WORK REQUIRED:
Beneath this task is a listing; retype all of it exactly.

INFORMATION GIVEN:
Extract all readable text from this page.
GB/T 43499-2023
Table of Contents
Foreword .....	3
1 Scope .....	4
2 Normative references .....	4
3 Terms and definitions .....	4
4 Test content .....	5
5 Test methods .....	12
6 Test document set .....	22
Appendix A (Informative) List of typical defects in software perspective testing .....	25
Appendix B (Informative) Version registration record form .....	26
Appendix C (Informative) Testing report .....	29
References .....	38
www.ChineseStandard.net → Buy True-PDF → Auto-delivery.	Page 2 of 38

WRITTEN RESPONSE:
Extract all readable text from this page.
GB/T 43499-2023
Table of Contents
Foreword .....	3
1 Scope .....	4
2 Normative references .....	4
3 Terms and definitions .....	4
4 Test content .....	5
5 Test methods .....	12
6 Test document set .....	22
Appendix A (Informative) List of typical defects in software perspective testing .....	25
Appendix B (Informative) Version registration record form .....	26
Appendix C (Informative) Testing report .....	29
References .....	38
www.ChineseStandard.net → Buy True-PDF → Auto-delivery.	Page 2 of 38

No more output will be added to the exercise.